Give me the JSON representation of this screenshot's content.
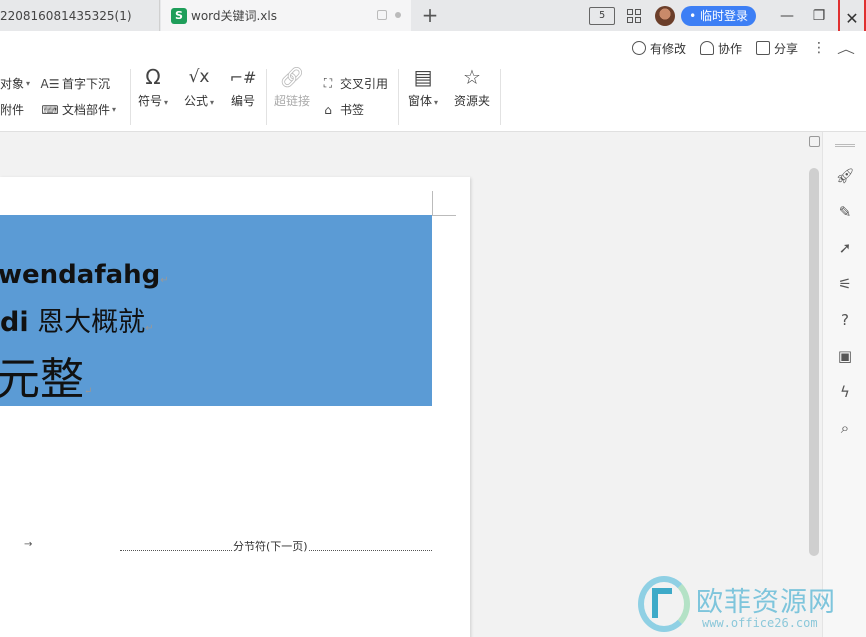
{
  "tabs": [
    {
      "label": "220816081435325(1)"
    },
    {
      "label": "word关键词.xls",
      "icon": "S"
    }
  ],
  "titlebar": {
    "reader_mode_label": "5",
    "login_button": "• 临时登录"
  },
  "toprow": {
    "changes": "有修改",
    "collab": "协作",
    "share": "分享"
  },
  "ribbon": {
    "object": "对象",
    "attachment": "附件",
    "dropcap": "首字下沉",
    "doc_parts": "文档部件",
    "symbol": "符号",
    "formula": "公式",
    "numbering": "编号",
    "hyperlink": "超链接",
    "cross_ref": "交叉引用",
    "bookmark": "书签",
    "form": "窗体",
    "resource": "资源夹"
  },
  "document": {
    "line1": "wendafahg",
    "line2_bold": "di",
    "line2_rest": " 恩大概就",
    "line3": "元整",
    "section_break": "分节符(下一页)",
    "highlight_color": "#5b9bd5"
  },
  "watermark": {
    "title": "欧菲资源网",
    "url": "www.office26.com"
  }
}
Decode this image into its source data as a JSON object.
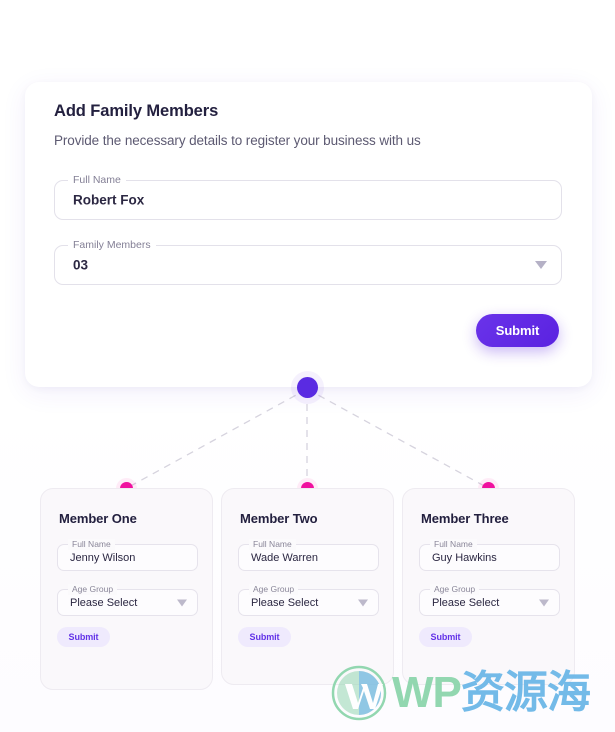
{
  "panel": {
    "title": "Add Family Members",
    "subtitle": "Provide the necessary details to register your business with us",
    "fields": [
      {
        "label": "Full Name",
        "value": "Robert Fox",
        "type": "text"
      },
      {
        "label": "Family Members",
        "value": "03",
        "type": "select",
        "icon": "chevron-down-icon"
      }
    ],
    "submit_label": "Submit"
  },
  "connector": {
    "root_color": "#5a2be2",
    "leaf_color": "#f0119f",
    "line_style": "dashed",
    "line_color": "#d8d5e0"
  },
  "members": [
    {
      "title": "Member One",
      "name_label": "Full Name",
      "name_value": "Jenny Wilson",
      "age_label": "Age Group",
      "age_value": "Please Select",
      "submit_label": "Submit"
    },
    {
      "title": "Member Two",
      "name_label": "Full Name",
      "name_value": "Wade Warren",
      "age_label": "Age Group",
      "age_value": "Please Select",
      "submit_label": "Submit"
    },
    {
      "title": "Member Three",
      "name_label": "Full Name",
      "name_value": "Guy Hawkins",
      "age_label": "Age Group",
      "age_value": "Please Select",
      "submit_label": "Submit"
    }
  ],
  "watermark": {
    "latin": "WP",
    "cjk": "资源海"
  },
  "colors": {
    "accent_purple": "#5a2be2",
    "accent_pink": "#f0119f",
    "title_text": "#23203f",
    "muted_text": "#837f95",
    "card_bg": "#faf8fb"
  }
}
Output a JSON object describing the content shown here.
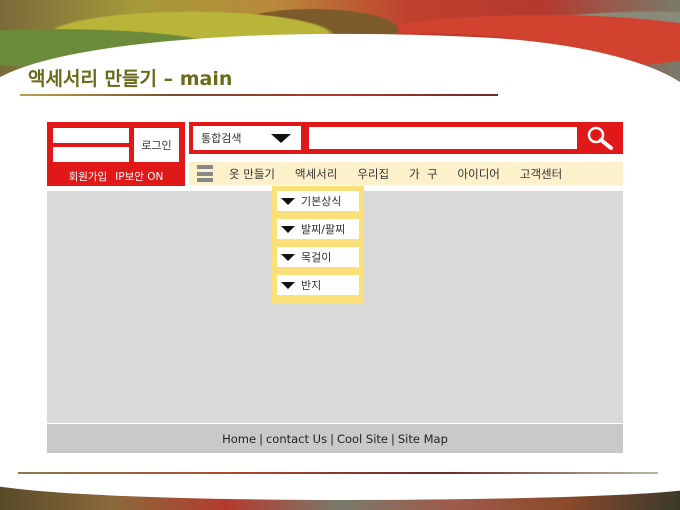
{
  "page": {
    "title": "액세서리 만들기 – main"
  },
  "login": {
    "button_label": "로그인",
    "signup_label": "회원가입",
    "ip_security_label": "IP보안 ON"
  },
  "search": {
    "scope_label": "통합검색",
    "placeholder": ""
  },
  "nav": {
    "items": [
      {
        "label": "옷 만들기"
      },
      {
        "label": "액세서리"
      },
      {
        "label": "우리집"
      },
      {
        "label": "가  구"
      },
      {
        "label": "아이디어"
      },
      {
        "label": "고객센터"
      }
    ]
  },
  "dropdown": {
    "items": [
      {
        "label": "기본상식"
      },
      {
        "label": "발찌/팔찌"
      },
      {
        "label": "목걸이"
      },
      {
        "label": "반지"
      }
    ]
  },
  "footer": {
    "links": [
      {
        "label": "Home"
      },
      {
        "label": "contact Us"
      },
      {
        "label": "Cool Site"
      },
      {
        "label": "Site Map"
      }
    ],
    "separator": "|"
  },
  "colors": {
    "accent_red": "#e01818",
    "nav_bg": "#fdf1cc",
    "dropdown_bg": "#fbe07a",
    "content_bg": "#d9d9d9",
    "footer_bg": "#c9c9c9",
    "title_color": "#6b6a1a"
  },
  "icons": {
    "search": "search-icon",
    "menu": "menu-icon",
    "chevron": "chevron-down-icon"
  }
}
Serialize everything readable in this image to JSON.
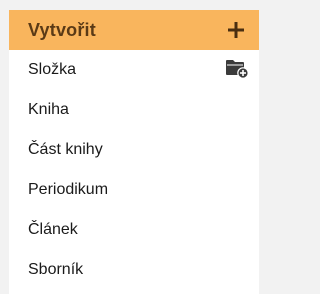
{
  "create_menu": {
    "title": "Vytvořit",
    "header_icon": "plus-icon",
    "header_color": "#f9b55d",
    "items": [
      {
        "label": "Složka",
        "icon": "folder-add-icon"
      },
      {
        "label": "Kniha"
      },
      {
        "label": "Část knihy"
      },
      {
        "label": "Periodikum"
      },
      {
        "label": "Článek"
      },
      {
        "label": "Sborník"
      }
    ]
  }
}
...
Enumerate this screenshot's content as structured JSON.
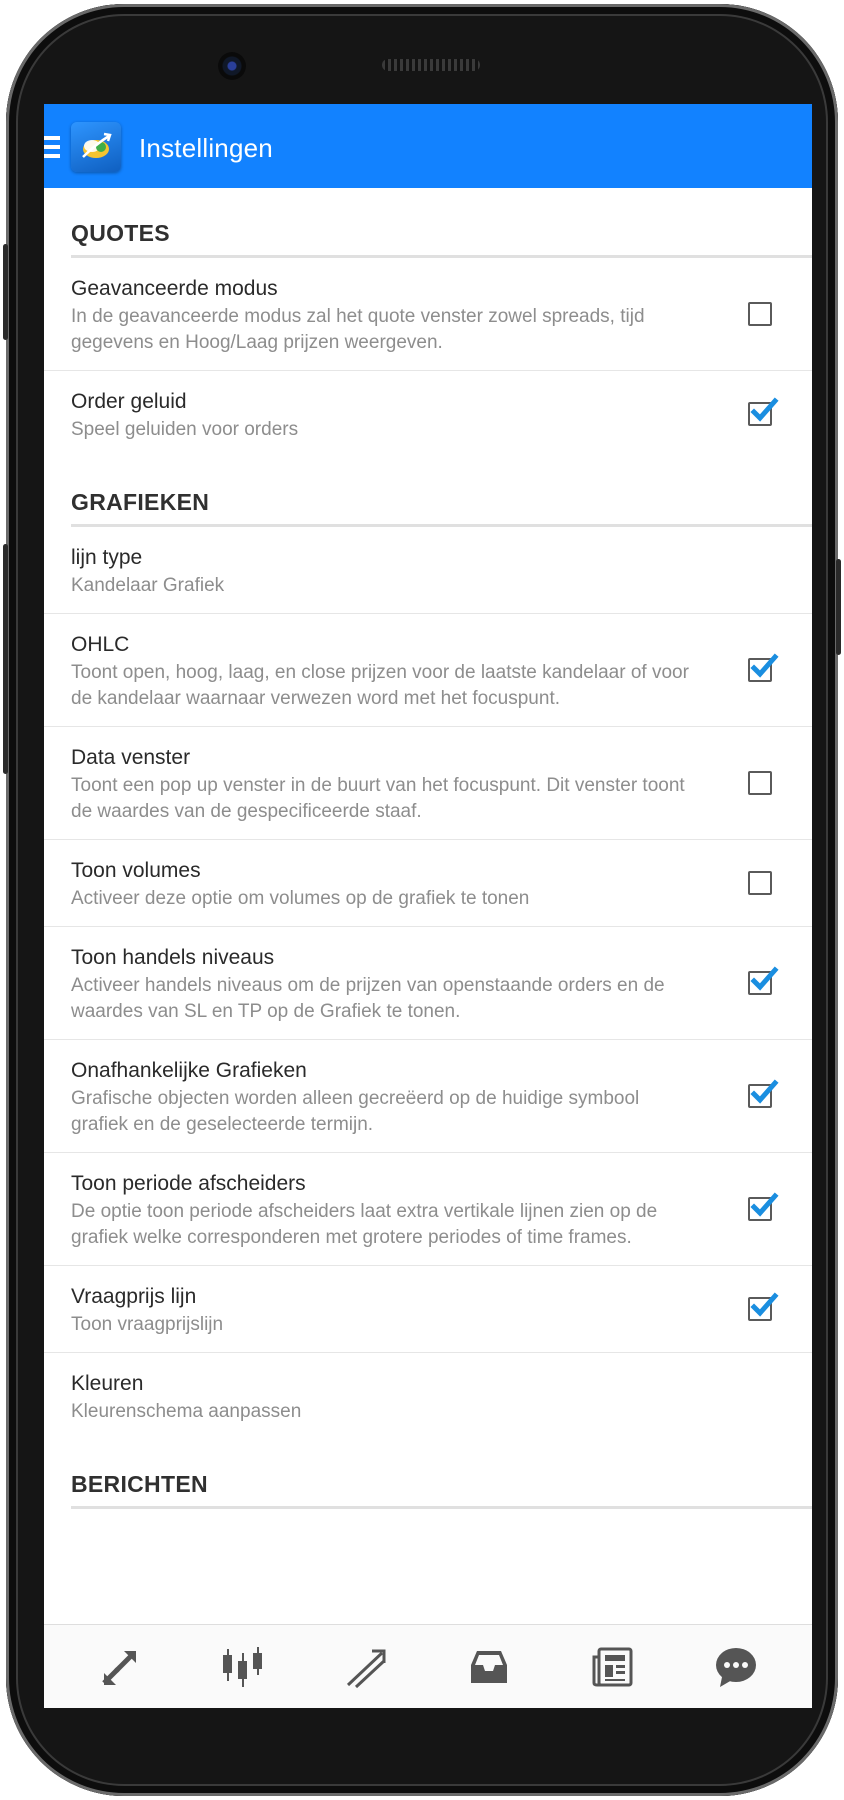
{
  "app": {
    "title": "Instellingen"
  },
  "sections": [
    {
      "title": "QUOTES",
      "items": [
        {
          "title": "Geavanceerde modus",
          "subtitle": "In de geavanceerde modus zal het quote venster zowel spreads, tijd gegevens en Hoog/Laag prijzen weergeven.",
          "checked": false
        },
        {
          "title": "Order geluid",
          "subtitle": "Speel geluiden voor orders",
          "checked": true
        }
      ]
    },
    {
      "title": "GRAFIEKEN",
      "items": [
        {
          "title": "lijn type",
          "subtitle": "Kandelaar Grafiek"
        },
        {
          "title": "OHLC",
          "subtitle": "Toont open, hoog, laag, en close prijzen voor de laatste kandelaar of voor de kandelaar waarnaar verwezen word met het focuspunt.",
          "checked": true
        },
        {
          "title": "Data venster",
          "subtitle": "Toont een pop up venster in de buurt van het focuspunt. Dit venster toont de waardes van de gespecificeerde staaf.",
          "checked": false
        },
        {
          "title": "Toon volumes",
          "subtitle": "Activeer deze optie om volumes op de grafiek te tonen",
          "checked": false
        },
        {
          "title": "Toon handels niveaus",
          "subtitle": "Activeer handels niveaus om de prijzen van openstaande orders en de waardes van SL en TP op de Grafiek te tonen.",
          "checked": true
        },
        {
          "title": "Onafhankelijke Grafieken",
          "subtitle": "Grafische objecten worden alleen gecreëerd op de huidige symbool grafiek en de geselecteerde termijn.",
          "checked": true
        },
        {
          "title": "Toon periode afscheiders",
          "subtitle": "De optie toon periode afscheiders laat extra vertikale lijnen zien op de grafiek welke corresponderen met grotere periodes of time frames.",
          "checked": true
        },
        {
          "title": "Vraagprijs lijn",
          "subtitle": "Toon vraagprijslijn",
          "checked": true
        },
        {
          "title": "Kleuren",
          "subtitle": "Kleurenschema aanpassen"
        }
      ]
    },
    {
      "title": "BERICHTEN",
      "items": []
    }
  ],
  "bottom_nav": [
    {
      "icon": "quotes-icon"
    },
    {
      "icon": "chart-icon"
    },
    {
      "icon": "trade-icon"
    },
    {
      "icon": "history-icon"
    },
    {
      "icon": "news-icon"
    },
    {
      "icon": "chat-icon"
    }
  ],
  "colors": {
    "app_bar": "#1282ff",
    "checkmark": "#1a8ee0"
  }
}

# Description of the task:
Show the lines from the data above that contain the string "Activeer".

# Written response:
          "subtitle": "Activeer deze optie om volumes op de grafiek te tonen",
          "subtitle": "Activeer handels niveaus om de prijzen van openstaande orders en de waardes van SL en TP op de Grafiek te tonen.",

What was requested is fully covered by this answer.